GOAL
Below are some records. Say in a single number how many of their lines include the word "Agar".

..............................

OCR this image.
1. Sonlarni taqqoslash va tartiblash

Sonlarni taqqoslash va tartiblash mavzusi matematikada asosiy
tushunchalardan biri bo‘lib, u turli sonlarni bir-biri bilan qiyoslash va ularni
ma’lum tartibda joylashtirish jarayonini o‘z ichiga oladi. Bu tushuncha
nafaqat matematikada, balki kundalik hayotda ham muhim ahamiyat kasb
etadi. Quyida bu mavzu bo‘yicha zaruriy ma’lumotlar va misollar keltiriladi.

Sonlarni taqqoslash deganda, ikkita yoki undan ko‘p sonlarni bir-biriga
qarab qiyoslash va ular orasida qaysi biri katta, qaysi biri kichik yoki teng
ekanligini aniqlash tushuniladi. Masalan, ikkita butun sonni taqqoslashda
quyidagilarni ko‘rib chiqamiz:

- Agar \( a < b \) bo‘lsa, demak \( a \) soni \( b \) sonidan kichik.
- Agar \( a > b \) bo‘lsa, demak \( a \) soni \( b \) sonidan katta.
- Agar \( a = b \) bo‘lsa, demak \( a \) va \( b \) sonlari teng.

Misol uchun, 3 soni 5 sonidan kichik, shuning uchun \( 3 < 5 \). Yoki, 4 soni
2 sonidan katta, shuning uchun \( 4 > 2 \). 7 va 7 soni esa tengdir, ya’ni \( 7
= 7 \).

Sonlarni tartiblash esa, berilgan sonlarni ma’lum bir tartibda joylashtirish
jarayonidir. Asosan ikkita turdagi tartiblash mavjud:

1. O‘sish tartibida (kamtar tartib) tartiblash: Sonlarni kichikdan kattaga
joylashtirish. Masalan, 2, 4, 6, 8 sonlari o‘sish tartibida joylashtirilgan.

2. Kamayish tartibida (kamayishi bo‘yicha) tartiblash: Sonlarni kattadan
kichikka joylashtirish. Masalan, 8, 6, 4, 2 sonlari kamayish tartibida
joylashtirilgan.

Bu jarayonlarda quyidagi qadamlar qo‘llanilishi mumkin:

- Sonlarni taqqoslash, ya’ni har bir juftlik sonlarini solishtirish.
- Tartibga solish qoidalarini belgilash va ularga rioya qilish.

..............................

THE RESULT
3